Your instructions - Copy out each of the following lines word for word, keeping them in the same order.

The records -
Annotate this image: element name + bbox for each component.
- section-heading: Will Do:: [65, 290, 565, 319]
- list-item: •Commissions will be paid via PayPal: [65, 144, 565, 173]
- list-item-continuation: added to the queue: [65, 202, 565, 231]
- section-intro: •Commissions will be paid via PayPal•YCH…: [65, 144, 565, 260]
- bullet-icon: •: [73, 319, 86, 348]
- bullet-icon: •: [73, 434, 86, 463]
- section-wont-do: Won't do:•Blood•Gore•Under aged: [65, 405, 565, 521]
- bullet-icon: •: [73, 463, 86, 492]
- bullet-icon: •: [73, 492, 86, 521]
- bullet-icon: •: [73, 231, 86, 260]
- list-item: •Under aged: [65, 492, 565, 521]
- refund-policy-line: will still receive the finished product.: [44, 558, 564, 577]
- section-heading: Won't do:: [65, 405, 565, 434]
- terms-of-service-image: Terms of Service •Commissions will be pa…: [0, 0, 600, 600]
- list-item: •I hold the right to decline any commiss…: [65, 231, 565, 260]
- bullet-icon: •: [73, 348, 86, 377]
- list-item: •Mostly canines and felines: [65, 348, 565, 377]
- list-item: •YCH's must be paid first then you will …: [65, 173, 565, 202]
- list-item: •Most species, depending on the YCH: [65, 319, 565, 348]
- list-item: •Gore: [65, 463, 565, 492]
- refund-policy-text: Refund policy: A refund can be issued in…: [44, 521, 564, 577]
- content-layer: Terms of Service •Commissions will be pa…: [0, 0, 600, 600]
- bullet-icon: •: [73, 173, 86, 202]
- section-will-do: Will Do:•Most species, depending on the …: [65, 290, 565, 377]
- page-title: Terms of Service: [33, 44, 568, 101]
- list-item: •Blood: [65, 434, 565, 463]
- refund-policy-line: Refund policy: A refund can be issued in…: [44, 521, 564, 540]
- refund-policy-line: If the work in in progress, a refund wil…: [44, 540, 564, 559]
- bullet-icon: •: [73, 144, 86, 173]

Solution for this problem -
Annotate this image: element name + bbox for each component.
- section-heading: Will Do:: [65, 290, 565, 319]
- list-item: •Commissions will be paid via PayPal: [65, 144, 565, 173]
- list-item-continuation: added to the queue: [65, 202, 565, 231]
- section-intro: •Commissions will be paid via PayPal•YCH…: [65, 144, 565, 260]
- bullet-icon: •: [73, 319, 86, 348]
- bullet-icon: •: [73, 434, 86, 463]
- section-wont-do: Won't do:•Blood•Gore•Under aged: [65, 405, 565, 521]
- bullet-icon: •: [73, 463, 86, 492]
- bullet-icon: •: [73, 492, 86, 521]
- bullet-icon: •: [73, 231, 86, 260]
- list-item: •Under aged: [65, 492, 565, 521]
- refund-policy-line: will still receive the finished product.: [44, 558, 564, 577]
- section-heading: Won't do:: [65, 405, 565, 434]
- terms-of-service-image: Terms of Service •Commissions will be pa…: [0, 0, 600, 600]
- list-item: •I hold the right to decline any commiss…: [65, 231, 565, 260]
- bullet-icon: •: [73, 348, 86, 377]
- list-item: •Mostly canines and felines: [65, 348, 565, 377]
- list-item: •YCH's must be paid first then you will …: [65, 173, 565, 202]
- list-item: •Most species, depending on the YCH: [65, 319, 565, 348]
- list-item: •Gore: [65, 463, 565, 492]
- refund-policy-text: Refund policy: A refund can be issued in…: [44, 521, 564, 577]
- content-layer: Terms of Service •Commissions will be pa…: [0, 0, 600, 600]
- bullet-icon: •: [73, 173, 86, 202]
- section-will-do: Will Do:•Most species, depending on the …: [65, 290, 565, 377]
- page-title: Terms of Service: [33, 44, 568, 101]
- list-item: •Blood: [65, 434, 565, 463]
- refund-policy-line: Refund policy: A refund can be issued in…: [44, 521, 564, 540]
- refund-policy-line: If the work in in progress, a refund wil…: [44, 540, 564, 559]
- bullet-icon: •: [73, 144, 86, 173]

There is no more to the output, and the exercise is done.